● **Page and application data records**
»»
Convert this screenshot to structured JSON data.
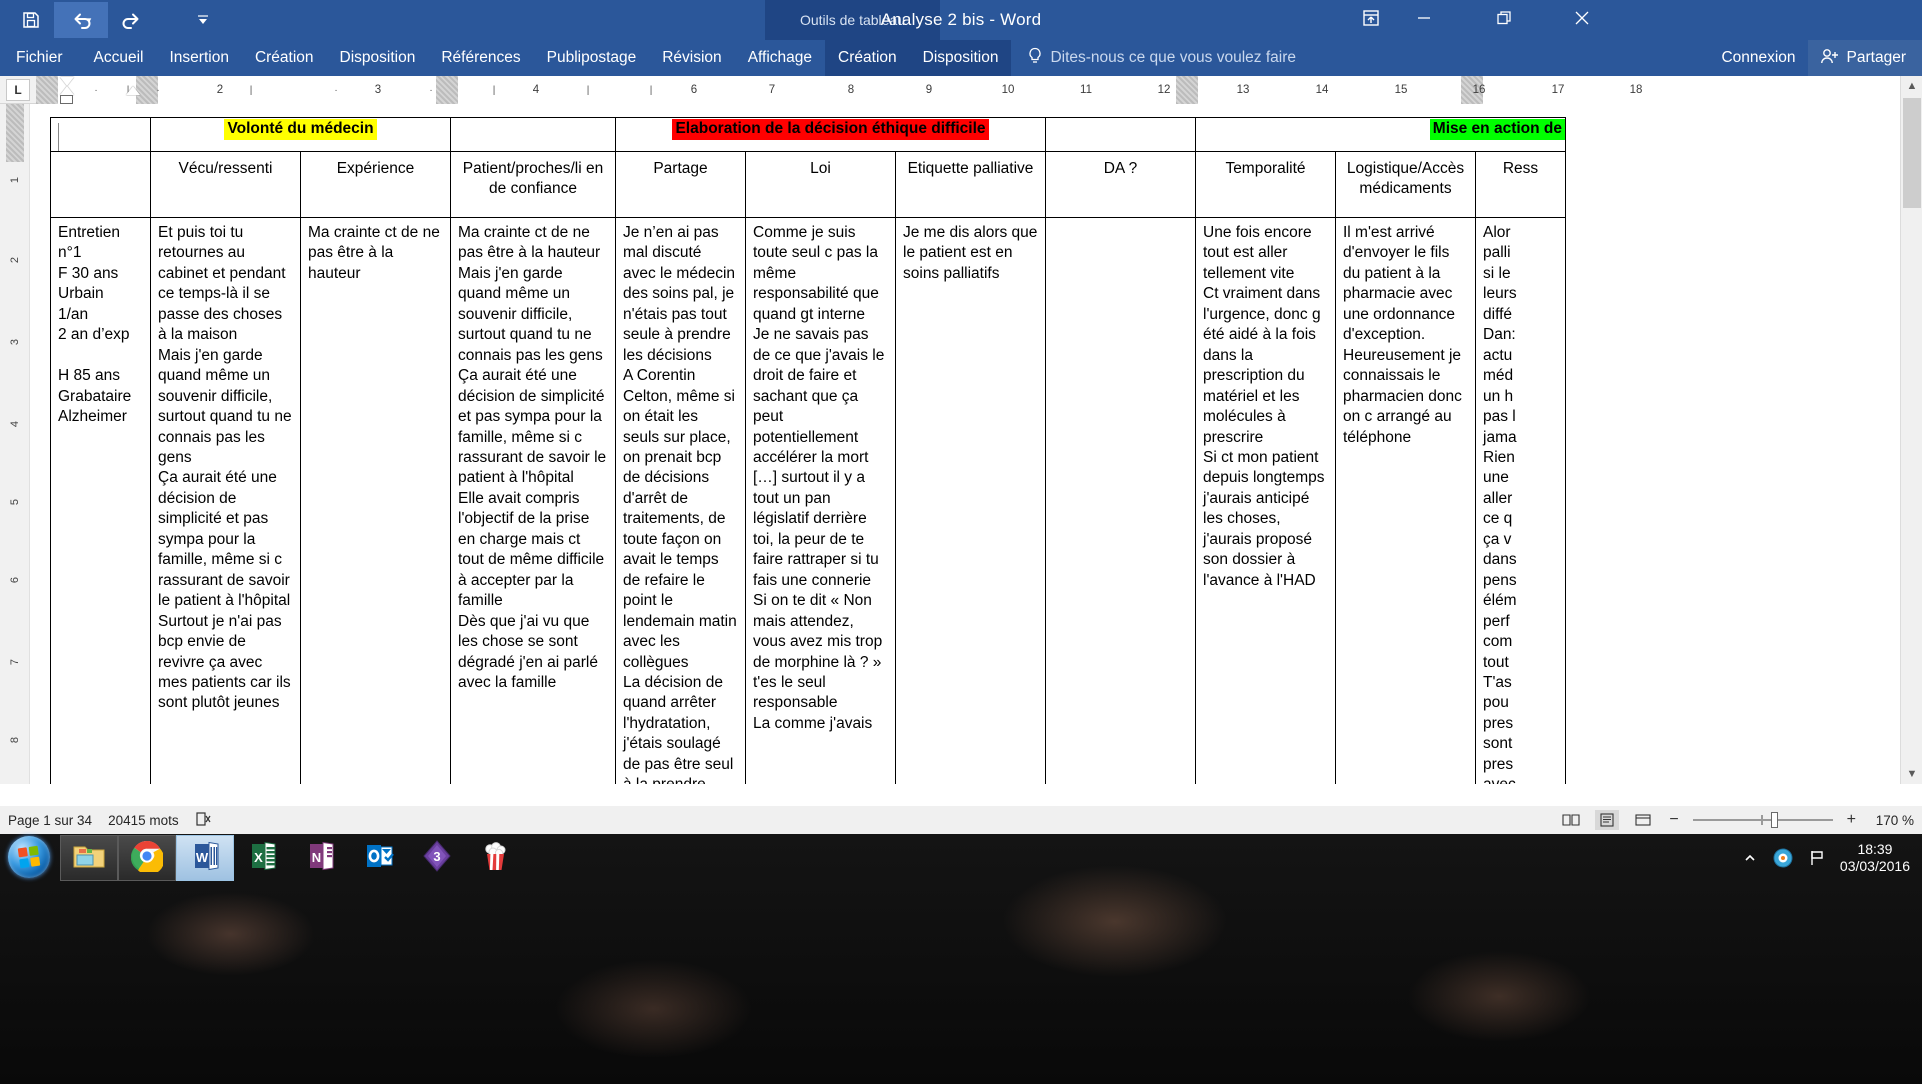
{
  "window": {
    "doc_title": "Analyse 2 bis - Word",
    "contextual_tab_group": "Outils de tableau",
    "quick_access": {
      "save": "save-icon",
      "undo": "undo-icon",
      "redo": "redo-icon",
      "customize": "customize-quick-access-icon"
    },
    "controls": {
      "ribbon_display": "ribbon-display-options-icon",
      "minimize": "minimize-icon",
      "restore": "restore-icon",
      "close": "close-icon"
    }
  },
  "ribbon": {
    "tabs": [
      "Fichier",
      "Accueil",
      "Insertion",
      "Création",
      "Disposition",
      "Références",
      "Publipostage",
      "Révision",
      "Affichage"
    ],
    "contextual_tabs": [
      "Création",
      "Disposition"
    ],
    "tell_me": "Dites-nous ce que vous voulez faire",
    "connexion": "Connexion",
    "partager": "Partager"
  },
  "ruler": {
    "tab_stop_type": "L",
    "major_ticks": [
      "2",
      "3",
      "4",
      "6",
      "7",
      "8",
      "9",
      "10",
      "11",
      "12",
      "13",
      "14",
      "15",
      "16",
      "17",
      "18"
    ],
    "vertical_ticks": [
      "1",
      "2",
      "3",
      "4",
      "5",
      "6",
      "7",
      "8"
    ]
  },
  "table": {
    "group_headers": [
      {
        "label": "Volonté du médecin",
        "highlight": "#ffff00"
      },
      {
        "label": "Elaboration de la décision éthique difficile",
        "highlight": "#ff0000"
      },
      {
        "label": "Mise en action de",
        "highlight": "#00ff00"
      }
    ],
    "columns": [
      "",
      "Vécu/ressenti",
      "Expérience",
      "Patient/proches/li en de confiance",
      "Partage",
      "Loi",
      "Etiquette palliative",
      "DA ?",
      "Temporalité",
      "Logistique/Accès médicaments",
      "Ress"
    ],
    "row": {
      "meta": "Entretien n°1\nF 30 ans\nUrbain\n1/an\n2 an d’exp\n\nH 85 ans\nGrabataire\nAlzheimer",
      "vecu_ressenti": "Et puis toi tu retournes au cabinet et pendant ce temps-là il se passe des choses à la maison\nMais j'en garde quand même un souvenir difficile, surtout quand tu ne connais pas les gens\nÇa aurait été une décision de simplicité et pas sympa pour la famille, même si c rassurant de savoir le patient à l'hôpital\nSurtout je n'ai pas bcp envie de revivre ça avec mes patients car ils sont plutôt jeunes",
      "experience": "Ma crainte ct de ne pas être à la hauteur",
      "patient_proches": "Ma crainte ct de ne pas être à la hauteur\nMais j'en garde quand même un souvenir difficile, surtout quand tu ne connais pas les gens\nÇa aurait été une décision de simplicité et pas sympa pour la famille, même si c rassurant de savoir le patient à l'hôpital\nElle avait compris l'objectif de la prise en charge mais ct tout de même difficile à accepter par la famille\nDès que j'ai vu que les chose se sont dégradé j'en ai parlé avec la famille",
      "partage": "Je n’en ai pas mal discuté avec le médecin des soins pal, je n'étais pas tout seule à prendre les décisions\nA Corentin Celton, même si on était les seuls sur place, on prenait bcp de décisions d'arrêt de traitements, de toute façon on avait le temps de refaire le point le lendemain matin avec les collègues\nLa décision de quand arrêter l'hydratation, j'étais soulagé de pas être seul à la prendre",
      "loi": "Comme je suis toute seul c pas la même responsabilité que quand gt interne\nJe ne savais pas de ce que j'avais le droit de faire et sachant que ça peut potentiellement accélérer la mort […] surtout il y a tout un pan législatif derrière toi, la peur de te faire rattraper si tu fais une connerie\nSi on te dit « Non mais attendez, vous avez mis trop de morphine là ? » t'es le seul responsable\nLa comme j'avais",
      "etiquette_palliative": "Je me dis alors que le patient est en soins palliatifs",
      "da": "",
      "temporalite": "Une fois encore tout est aller tellement vite\nCt vraiment dans l'urgence, donc g été aidé à la fois dans la prescription du matériel et les molécules à prescrire\nSi ct mon patient depuis longtemps j'aurais anticipé les choses, j'aurais proposé son dossier à l'avance à l'HAD",
      "logistique": "Il m'est arrivé d'envoyer le fils du patient à la pharmacie avec une ordonnance d'exception. Heureusement je connaissais le pharmacien donc on c arrangé au téléphone",
      "ressources": "Alor\npalli\nsi le\nleurs\ndiffé\nDan:\nactu\nméd\nun h\npas l\njama\nRien\nune \naller\nce q\nça v\ndans\npens\nélém\nperf\ncom\ntout\nT'as\npou\npres\nsont\npres\navec"
    }
  },
  "status_bar": {
    "page": "Page 1 sur 34",
    "words": "20415 mots",
    "proofing_icon": "proofing-errors-icon",
    "views": [
      "read-mode-icon",
      "print-layout-icon",
      "web-layout-icon"
    ],
    "zoom_out": "−",
    "zoom_in": "+",
    "zoom_level": "170 %"
  },
  "taskbar": {
    "start": "windows-start-orb",
    "items": [
      {
        "name": "file-explorer",
        "label": "Explorateur de fichiers"
      },
      {
        "name": "google-chrome",
        "label": "Google Chrome"
      },
      {
        "name": "microsoft-word",
        "label": "Word"
      },
      {
        "name": "microsoft-excel",
        "label": "Excel"
      },
      {
        "name": "microsoft-onenote",
        "label": "OneNote"
      },
      {
        "name": "microsoft-outlook",
        "label": "Outlook"
      },
      {
        "name": "purple-diamond-app",
        "label": "3"
      },
      {
        "name": "popcorn-time",
        "label": "Popcorn Time"
      }
    ],
    "tray": {
      "show_hidden": "show-hidden-icons-icon",
      "antivirus": "antivirus-icon",
      "flag": "action-center-flag-icon",
      "time": "18:39",
      "date": "03/03/2016"
    }
  },
  "colors": {
    "word_blue": "#2b579a",
    "contextual_dark": "#1f4584",
    "highlight_yellow": "#ffff00",
    "highlight_red": "#ff0000",
    "highlight_green": "#00ff00"
  }
}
««
● **WHAT THIS TASK INVOLVES**
Return all records exactly as they stand above, except for pictures.

● **SOLUTION TO THIS EXERCISE**
Convert this screenshot to structured JSON data.
{
  "window": {
    "doc_title": "Analyse 2 bis - Word",
    "contextual_tab_group": "Outils de tableau",
    "quick_access": {
      "save": "save-icon",
      "undo": "undo-icon",
      "redo": "redo-icon",
      "customize": "customize-quick-access-icon"
    },
    "controls": {
      "ribbon_display": "ribbon-display-options-icon",
      "minimize": "minimize-icon",
      "restore": "restore-icon",
      "close": "close-icon"
    }
  },
  "ribbon": {
    "tabs": [
      "Fichier",
      "Accueil",
      "Insertion",
      "Création",
      "Disposition",
      "Références",
      "Publipostage",
      "Révision",
      "Affichage"
    ],
    "contextual_tabs": [
      "Création",
      "Disposition"
    ],
    "tell_me": "Dites-nous ce que vous voulez faire",
    "connexion": "Connexion",
    "partager": "Partager"
  },
  "ruler": {
    "tab_stop_type": "L",
    "major_ticks": [
      "2",
      "3",
      "4",
      "6",
      "7",
      "8",
      "9",
      "10",
      "11",
      "12",
      "13",
      "14",
      "15",
      "16",
      "17",
      "18"
    ],
    "vertical_ticks": [
      "1",
      "2",
      "3",
      "4",
      "5",
      "6",
      "7",
      "8"
    ]
  },
  "table": {
    "group_headers": [
      {
        "label": "Volonté du médecin",
        "highlight": "#ffff00"
      },
      {
        "label": "Elaboration de la décision éthique difficile",
        "highlight": "#ff0000"
      },
      {
        "label": "Mise en action de",
        "highlight": "#00ff00"
      }
    ],
    "columns": [
      "",
      "Vécu/ressenti",
      "Expérience",
      "Patient/proches/li en de confiance",
      "Partage",
      "Loi",
      "Etiquette palliative",
      "DA ?",
      "Temporalité",
      "Logistique/Accès médicaments",
      "Ress"
    ],
    "row": {
      "meta": "Entretien n°1\nF 30 ans\nUrbain\n1/an\n2 an d’exp\n\nH 85 ans\nGrabataire\nAlzheimer",
      "vecu_ressenti": "Et puis toi tu retournes au cabinet et pendant ce temps-là il se passe des choses à la maison\nMais j'en garde quand même un souvenir difficile, surtout quand tu ne connais pas les gens\nÇa aurait été une décision de simplicité et pas sympa pour la famille, même si c rassurant de savoir le patient à l'hôpital\nSurtout je n'ai pas bcp envie de revivre ça avec mes patients car ils sont plutôt jeunes",
      "experience": "Ma crainte ct de ne pas être à la hauteur",
      "patient_proches": "Ma crainte ct de ne pas être à la hauteur\nMais j'en garde quand même un souvenir difficile, surtout quand tu ne connais pas les gens\nÇa aurait été une décision de simplicité et pas sympa pour la famille, même si c rassurant de savoir le patient à l'hôpital\nElle avait compris l'objectif de la prise en charge mais ct tout de même difficile à accepter par la famille\nDès que j'ai vu que les chose se sont dégradé j'en ai parlé avec la famille",
      "partage": "Je n’en ai pas mal discuté avec le médecin des soins pal, je n'étais pas tout seule à prendre les décisions\nA Corentin Celton, même si on était les seuls sur place, on prenait bcp de décisions d'arrêt de traitements, de toute façon on avait le temps de refaire le point le lendemain matin avec les collègues\nLa décision de quand arrêter l'hydratation, j'étais soulagé de pas être seul à la prendre",
      "loi": "Comme je suis toute seul c pas la même responsabilité que quand gt interne\nJe ne savais pas de ce que j'avais le droit de faire et sachant que ça peut potentiellement accélérer la mort […] surtout il y a tout un pan législatif derrière toi, la peur de te faire rattraper si tu fais une connerie\nSi on te dit « Non mais attendez, vous avez mis trop de morphine là ? » t'es le seul responsable\nLa comme j'avais",
      "etiquette_palliative": "Je me dis alors que le patient est en soins palliatifs",
      "da": "",
      "temporalite": "Une fois encore tout est aller tellement vite\nCt vraiment dans l'urgence, donc g été aidé à la fois dans la prescription du matériel et les molécules à prescrire\nSi ct mon patient depuis longtemps j'aurais anticipé les choses, j'aurais proposé son dossier à l'avance à l'HAD",
      "logistique": "Il m'est arrivé d'envoyer le fils du patient à la pharmacie avec une ordonnance d'exception. Heureusement je connaissais le pharmacien donc on c arrangé au téléphone",
      "ressources": "Alor\npalli\nsi le\nleurs\ndiffé\nDan:\nactu\nméd\nun h\npas l\njama\nRien\nune \naller\nce q\nça v\ndans\npens\nélém\nperf\ncom\ntout\nT'as\npou\npres\nsont\npres\navec"
    }
  },
  "status_bar": {
    "page": "Page 1 sur 34",
    "words": "20415 mots",
    "proofing_icon": "proofing-errors-icon",
    "views": [
      "read-mode-icon",
      "print-layout-icon",
      "web-layout-icon"
    ],
    "zoom_out": "−",
    "zoom_in": "+",
    "zoom_level": "170 %"
  },
  "taskbar": {
    "start": "windows-start-orb",
    "items": [
      {
        "name": "file-explorer",
        "label": "Explorateur de fichiers"
      },
      {
        "name": "google-chrome",
        "label": "Google Chrome"
      },
      {
        "name": "microsoft-word",
        "label": "Word"
      },
      {
        "name": "microsoft-excel",
        "label": "Excel"
      },
      {
        "name": "microsoft-onenote",
        "label": "OneNote"
      },
      {
        "name": "microsoft-outlook",
        "label": "Outlook"
      },
      {
        "name": "purple-diamond-app",
        "label": "3"
      },
      {
        "name": "popcorn-time",
        "label": "Popcorn Time"
      }
    ],
    "tray": {
      "show_hidden": "show-hidden-icons-icon",
      "antivirus": "antivirus-icon",
      "flag": "action-center-flag-icon",
      "time": "18:39",
      "date": "03/03/2016"
    }
  },
  "colors": {
    "word_blue": "#2b579a",
    "contextual_dark": "#1f4584",
    "highlight_yellow": "#ffff00",
    "highlight_red": "#ff0000",
    "highlight_green": "#00ff00"
  }
}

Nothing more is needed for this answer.